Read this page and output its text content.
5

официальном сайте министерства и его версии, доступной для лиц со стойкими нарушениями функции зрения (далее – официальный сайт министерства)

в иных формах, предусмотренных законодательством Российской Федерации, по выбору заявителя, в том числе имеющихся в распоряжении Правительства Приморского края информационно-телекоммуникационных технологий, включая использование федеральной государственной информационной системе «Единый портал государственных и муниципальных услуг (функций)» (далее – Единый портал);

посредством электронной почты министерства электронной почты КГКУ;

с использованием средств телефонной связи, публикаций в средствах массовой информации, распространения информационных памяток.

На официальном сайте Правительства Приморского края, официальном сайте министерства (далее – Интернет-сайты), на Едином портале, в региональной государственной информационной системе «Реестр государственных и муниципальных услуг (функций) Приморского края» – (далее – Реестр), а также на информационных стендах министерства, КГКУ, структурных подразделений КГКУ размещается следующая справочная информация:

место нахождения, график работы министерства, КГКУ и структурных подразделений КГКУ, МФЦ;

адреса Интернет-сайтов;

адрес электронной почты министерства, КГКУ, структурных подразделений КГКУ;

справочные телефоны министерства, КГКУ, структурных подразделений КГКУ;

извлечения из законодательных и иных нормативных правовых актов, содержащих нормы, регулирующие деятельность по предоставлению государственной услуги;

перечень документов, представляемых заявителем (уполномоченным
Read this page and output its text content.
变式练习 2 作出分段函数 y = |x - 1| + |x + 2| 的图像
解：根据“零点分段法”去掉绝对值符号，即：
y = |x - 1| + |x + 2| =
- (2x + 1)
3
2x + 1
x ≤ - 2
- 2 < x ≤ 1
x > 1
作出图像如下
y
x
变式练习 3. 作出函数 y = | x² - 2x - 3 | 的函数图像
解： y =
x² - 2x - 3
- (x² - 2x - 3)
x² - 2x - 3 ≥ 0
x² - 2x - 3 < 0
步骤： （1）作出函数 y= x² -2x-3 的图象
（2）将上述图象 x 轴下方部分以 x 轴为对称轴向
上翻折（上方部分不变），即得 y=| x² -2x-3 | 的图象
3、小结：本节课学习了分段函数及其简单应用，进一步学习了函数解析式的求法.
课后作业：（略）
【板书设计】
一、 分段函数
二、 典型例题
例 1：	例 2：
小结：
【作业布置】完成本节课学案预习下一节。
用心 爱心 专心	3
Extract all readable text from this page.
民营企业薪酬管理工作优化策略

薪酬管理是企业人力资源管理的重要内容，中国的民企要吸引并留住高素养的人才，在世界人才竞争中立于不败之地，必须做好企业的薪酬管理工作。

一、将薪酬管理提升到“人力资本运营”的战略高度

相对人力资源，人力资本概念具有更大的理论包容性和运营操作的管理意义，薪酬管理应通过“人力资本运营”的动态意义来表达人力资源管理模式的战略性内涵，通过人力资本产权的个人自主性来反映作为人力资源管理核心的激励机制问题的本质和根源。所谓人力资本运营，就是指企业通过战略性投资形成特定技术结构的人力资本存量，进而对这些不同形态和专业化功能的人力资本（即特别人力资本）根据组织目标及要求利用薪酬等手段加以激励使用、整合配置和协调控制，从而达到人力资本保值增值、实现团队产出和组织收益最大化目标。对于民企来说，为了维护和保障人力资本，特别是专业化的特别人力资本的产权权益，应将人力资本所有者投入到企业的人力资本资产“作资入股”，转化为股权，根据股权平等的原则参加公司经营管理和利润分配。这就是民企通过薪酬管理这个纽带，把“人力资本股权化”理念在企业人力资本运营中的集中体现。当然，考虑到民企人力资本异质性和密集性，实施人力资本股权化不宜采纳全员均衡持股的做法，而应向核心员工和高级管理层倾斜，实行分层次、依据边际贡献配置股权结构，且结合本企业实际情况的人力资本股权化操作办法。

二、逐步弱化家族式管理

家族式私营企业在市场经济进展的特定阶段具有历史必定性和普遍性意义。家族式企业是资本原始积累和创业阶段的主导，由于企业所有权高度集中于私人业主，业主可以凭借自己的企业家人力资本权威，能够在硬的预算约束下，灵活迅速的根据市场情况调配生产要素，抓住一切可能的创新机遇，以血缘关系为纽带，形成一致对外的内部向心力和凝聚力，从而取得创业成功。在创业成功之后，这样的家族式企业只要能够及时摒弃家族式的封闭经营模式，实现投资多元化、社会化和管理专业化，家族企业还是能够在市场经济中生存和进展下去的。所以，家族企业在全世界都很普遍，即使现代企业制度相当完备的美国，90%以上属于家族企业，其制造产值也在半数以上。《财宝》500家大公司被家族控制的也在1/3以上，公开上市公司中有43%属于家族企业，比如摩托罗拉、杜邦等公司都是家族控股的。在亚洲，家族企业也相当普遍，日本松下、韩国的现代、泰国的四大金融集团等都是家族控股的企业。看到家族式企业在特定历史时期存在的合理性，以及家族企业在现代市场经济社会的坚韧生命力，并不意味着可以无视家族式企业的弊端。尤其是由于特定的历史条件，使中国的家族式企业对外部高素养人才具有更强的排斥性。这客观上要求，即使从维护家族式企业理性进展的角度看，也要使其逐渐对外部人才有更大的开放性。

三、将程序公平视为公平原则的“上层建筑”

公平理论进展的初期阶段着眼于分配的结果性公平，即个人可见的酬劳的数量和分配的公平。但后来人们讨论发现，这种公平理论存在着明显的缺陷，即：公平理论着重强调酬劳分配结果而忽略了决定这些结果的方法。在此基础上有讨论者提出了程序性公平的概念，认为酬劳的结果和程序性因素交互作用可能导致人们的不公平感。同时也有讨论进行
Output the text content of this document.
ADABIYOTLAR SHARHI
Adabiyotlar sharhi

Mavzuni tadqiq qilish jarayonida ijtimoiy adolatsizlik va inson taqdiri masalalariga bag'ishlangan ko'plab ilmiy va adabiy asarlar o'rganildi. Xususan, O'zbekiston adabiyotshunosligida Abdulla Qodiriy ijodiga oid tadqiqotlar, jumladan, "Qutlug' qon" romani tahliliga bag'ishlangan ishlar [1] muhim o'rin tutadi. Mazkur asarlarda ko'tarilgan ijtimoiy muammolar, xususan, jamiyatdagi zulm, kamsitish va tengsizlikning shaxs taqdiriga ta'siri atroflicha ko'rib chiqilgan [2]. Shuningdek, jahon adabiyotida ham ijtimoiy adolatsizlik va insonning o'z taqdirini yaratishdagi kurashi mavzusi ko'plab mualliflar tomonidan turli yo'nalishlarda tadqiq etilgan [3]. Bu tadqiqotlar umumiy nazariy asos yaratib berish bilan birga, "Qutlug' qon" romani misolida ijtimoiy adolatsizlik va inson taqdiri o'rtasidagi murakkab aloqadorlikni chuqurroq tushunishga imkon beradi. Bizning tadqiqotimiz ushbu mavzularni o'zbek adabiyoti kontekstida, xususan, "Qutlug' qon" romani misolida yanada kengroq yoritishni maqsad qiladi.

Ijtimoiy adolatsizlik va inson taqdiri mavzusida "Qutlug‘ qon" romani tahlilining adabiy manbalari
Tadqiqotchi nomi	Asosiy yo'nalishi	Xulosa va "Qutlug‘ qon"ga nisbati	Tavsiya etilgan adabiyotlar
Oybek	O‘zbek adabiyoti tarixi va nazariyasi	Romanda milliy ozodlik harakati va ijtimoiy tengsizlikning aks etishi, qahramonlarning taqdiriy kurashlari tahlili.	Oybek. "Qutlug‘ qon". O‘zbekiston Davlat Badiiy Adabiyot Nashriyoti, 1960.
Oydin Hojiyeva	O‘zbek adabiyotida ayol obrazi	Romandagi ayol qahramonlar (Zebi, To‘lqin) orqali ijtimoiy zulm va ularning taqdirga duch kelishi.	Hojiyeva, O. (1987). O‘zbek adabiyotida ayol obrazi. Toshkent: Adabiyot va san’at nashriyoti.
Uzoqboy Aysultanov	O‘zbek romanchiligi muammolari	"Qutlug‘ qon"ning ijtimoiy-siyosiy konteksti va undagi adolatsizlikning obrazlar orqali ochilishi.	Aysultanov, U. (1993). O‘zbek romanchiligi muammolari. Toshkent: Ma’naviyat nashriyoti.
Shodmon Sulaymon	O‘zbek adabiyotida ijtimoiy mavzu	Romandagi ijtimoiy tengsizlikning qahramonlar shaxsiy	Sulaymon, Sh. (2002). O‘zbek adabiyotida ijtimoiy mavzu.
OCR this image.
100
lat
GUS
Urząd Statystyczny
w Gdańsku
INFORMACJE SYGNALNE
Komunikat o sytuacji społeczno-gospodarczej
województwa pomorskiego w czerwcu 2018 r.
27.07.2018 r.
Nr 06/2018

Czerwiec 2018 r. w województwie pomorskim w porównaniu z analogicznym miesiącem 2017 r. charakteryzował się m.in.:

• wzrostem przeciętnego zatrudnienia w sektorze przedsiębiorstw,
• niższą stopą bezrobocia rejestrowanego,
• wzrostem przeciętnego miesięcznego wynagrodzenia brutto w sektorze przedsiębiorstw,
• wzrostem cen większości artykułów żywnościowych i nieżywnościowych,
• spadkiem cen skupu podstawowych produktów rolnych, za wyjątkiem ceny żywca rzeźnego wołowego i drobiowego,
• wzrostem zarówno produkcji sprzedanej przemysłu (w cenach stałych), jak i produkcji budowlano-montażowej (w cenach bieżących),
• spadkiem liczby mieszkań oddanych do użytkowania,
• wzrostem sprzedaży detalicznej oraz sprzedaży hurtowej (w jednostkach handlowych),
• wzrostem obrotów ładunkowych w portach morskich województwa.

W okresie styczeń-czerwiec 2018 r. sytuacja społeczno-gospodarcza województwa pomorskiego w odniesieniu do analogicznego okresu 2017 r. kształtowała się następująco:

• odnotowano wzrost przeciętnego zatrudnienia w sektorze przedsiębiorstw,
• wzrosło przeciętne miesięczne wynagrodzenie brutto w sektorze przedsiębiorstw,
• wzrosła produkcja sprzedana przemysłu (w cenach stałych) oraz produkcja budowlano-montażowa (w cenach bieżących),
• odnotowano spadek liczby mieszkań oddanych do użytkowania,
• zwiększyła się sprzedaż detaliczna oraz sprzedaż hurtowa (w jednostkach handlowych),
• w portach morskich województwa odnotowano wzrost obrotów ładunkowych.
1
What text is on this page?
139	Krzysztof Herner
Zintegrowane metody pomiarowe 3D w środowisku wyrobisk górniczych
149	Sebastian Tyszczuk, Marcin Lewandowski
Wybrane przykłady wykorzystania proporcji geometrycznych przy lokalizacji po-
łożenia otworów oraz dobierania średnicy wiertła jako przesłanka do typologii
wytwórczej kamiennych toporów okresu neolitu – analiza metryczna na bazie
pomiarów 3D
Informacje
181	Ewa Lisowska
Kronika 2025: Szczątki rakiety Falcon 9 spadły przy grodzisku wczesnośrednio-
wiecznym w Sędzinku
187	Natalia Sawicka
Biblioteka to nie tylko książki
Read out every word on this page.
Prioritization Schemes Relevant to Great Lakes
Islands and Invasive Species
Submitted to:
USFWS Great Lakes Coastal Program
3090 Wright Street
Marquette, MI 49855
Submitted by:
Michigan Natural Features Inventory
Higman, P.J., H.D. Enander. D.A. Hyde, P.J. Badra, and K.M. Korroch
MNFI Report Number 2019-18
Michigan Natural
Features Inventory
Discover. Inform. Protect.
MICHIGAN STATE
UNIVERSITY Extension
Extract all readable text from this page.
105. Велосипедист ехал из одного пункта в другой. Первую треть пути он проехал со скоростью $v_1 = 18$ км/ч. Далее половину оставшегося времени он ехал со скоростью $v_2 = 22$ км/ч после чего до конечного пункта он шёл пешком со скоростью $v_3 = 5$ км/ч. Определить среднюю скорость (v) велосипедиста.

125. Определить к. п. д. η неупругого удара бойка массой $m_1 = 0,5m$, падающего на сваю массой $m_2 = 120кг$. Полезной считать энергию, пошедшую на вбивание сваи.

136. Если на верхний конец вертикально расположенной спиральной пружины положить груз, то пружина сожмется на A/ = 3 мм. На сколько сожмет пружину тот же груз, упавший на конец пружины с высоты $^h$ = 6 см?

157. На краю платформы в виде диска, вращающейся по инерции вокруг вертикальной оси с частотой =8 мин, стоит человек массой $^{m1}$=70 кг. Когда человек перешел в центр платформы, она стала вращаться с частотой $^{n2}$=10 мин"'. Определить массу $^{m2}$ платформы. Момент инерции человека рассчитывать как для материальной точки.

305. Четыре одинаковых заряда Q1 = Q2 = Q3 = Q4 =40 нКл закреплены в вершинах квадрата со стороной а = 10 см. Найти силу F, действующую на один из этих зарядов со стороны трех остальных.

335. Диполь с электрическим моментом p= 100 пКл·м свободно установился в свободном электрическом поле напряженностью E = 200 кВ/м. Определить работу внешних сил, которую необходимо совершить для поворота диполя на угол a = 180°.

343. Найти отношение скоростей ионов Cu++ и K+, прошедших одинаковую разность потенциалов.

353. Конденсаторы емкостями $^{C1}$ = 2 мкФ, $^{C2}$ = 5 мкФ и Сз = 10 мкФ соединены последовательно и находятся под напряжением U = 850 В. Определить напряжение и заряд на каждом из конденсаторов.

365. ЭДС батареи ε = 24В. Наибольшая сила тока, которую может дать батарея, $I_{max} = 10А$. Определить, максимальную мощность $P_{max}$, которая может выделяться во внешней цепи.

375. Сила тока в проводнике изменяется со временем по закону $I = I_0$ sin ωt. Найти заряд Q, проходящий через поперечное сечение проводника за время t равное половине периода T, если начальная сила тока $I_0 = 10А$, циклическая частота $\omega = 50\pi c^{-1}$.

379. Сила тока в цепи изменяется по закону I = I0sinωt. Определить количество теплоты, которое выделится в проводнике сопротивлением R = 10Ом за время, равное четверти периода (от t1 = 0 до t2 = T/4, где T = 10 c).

··········

Task goal »
Pick out the lines that have the word "массой". Copy them all.

The response »
125. Определить к. п. д. η неупругого удара бойка массой $m_1 = 0,5m$, падающего на сваю массой $m_2 = 120кг$. Полезной считать энергию, пошедшую на вбивание сваи.
157. На краю платформы в виде диска, вращающейся по инерции вокруг вертикальной оси с частотой =8 мин, стоит человек массой $^{m1}$=70 кг. Когда человек перешел в центр платформы, она стала вращаться с частотой $^{n2}$=10 мин"'. Определить массу $^{m2}$ платформы. Момент инерции человека рассчитывать как для материальной точки.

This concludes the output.